Exercise goal >> Summarize the piece below about the Pirates' June 18, 1908 trade in three sentences.

This Date in Pittsburgh Pirates History: June 18th, Pirates Trade Cy Young for Cy Young

Four former Pittsburgh Pirates players born today, plus a trade the Pirates made to help with a pennant run.

The Trade

On this date in 1908, the Pirates traded pitchers Tom McCarthy and Harley Young to the Boston Doves for pitcher Irv Young. The Pirates were looking to add to their rotation to make a pennant run and Irv Young was a veteran pitcher who the lowly Boston Doves were willing to move. He had a 50-78, 3.15 record in 142 games, 126 as a starter, over his four seasons with Boston. In each of his first two seasons, the 30-year-old lefty led the NL in innings pitched. McCarthy and Harley Young were both young inexperienced pitchers who the Pirates thought highly of, but neither were ready to pitch regularly for a pennant contender. Manager Fred Clarke said at the time of the deal that Irv Young would step into a regular spot in the rotation.

After the deal, Irv Young pitched well for the Pirates, but he didn’t last long in the rotation. He didn’t make a start during the last month and a half of the season. He finished with a 4-3, 2.01 record in seven starts and nine relief appearances. The Pirates actually went 32-10 after his last start, so his presence wasn’t missed in the rotation. After the season, the Pirates sold his rights to a minor league team. The other Young made just six more Major League appearances, two as a start. The 1908 season was his only in the majors, finishing with an 0-3 career record. He was also sold to the minors prior to the 1909 season. Tom McCarthy was thought to be the lesser of the two pitchers that Boston received, but he outpitched both Youngs after the trade, at least that first year. He went 7-3, 1.63 in 94 innings in 1908, then dropped to 0-5 in 1909, before finishing his career in the minors.

The title here might sound misleading, but it’s not. A popular practice during the early years of baseball was to give players with the same last name, the same nickname. There are six players from the early years of baseball named Buck Freeman, and not one had the first name Buck. Irv Young was called Cy Young during his career quite often, it even ended up on baseball cards during his day, which still confuse people today into thinking that it’s a real Cy Young card (it is, but not the 511 win fella). In fact, with the original Cy Young still pitching, they were often differentiated by “Old” and “New” added before their names. To make matters even crazier, the aforementioned Harley Young received the nickname “Cy Young the Third” as soon as he entered the majors. No pressure there, trying to keep up with a guy who had nearly 500 wins at the time. For the record, he finished with the same number of big league wins as I did, just 511 short of tying Old Cy Young.

Source excerpt >>
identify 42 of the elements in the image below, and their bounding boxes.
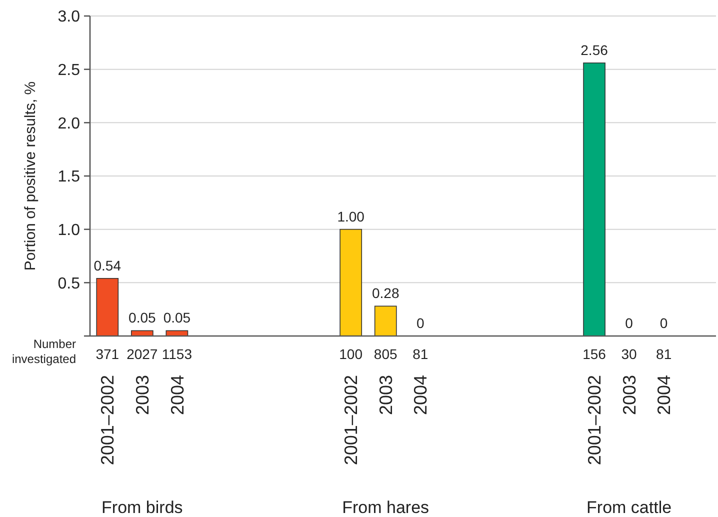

Reply to the task >> On June 18, 1908, the Pirates traded pitchers Tom McCarthy and Harley Young to the Boston Doves for veteran pitcher Irv Young, hoping to strengthen their rotation for a pennant run. Irv Young pitched well in Pittsburgh, finishing 4-3 with a 2.01 ERA, but he made no starts during the last month and a half of the season and was sold to a minor league team afterward, while McCarthy outpitched both Youngs in 1908. The title isn't misleading: early baseball often gave players with the same last name the same nickname, so Irv Young was frequently called Cy Young, and Harley Young was nicknamed "Cy Young the Third."